* **EXERCISE**
Copy every entry word for word, but skip the pictures.
# START OF DATA ROWS
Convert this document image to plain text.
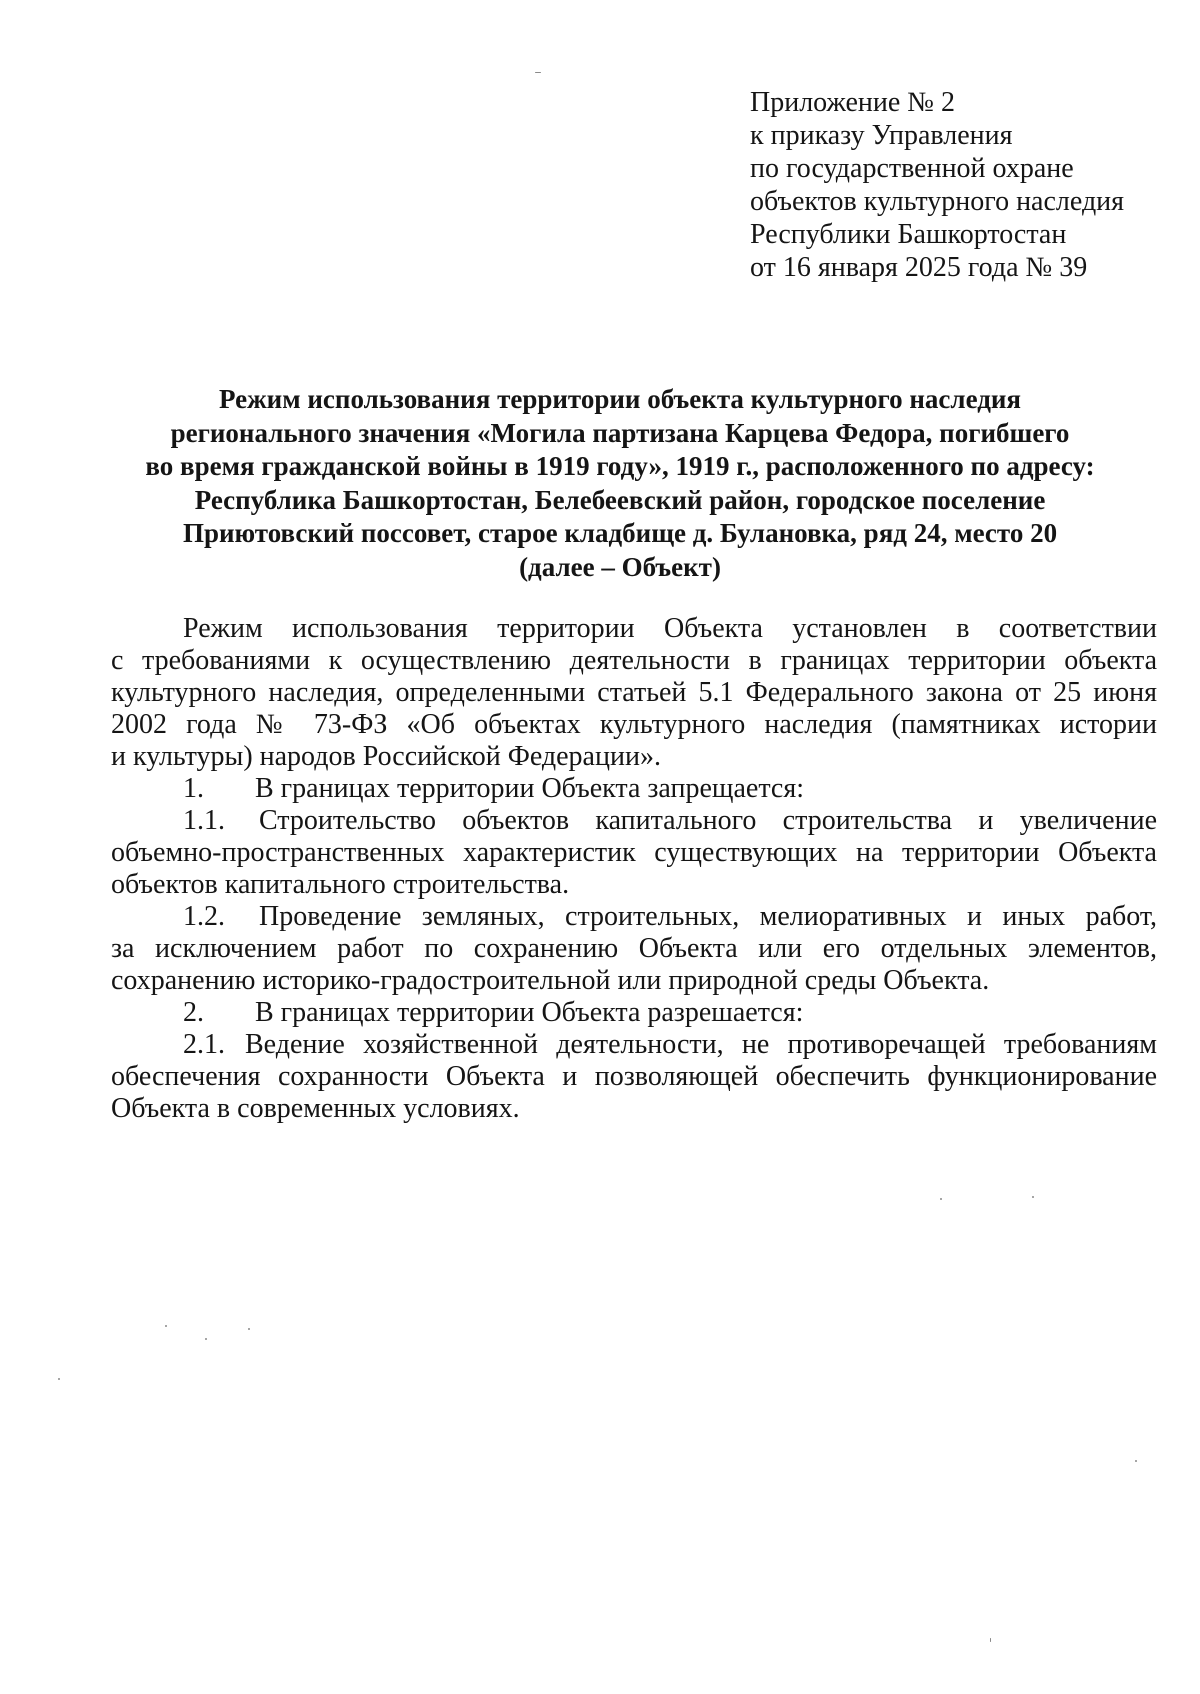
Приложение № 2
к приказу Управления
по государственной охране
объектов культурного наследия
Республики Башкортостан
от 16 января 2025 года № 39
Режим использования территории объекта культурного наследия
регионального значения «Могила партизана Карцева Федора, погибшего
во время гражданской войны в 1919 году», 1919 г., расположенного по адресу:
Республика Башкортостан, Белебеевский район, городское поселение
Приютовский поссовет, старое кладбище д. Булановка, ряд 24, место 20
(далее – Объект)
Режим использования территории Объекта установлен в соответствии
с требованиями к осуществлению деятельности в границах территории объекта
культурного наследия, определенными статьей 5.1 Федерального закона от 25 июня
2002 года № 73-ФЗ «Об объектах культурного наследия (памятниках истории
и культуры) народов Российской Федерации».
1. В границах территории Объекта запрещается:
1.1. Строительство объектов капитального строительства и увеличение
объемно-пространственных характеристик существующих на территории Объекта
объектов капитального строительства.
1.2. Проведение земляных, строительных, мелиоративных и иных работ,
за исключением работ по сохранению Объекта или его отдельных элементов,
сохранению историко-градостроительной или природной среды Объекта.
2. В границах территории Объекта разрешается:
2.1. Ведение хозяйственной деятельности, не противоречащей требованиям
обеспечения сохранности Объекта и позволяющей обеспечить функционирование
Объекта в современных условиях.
# END OF DATA ROWS
* **TASK SOLUTION**
Convert this document image to plain text.
Приложение № 2
к приказу Управления
по государственной охране
объектов культурного наследия
Республики Башкортостан
от 16 января 2025 года № 39
Режим использования территории объекта культурного наследия
регионального значения «Могила партизана Карцева Федора, погибшего
во время гражданской войны в 1919 году», 1919 г., расположенного по адресу:
Республика Башкортостан, Белебеевский район, городское поселение
Приютовский поссовет, старое кладбище д. Булановка, ряд 24, место 20
(далее – Объект)
Режим использования территории Объекта установлен в соответствии
с требованиями к осуществлению деятельности в границах территории объекта
культурного наследия, определенными статьей 5.1 Федерального закона от 25 июня
2002 года № 73-ФЗ «Об объектах культурного наследия (памятниках истории
и культуры) народов Российской Федерации».
1. В границах территории Объекта запрещается:
1.1. Строительство объектов капитального строительства и увеличение
объемно-пространственных характеристик существующих на территории Объекта
объектов капитального строительства.
1.2. Проведение земляных, строительных, мелиоративных и иных работ,
за исключением работ по сохранению Объекта или его отдельных элементов,
сохранению историко-градостроительной или природной среды Объекта.
2. В границах территории Объекта разрешается:
2.1. Ведение хозяйственной деятельности, не противоречащей требованиям
обеспечения сохранности Объекта и позволяющей обеспечить функционирование
Объекта в современных условиях.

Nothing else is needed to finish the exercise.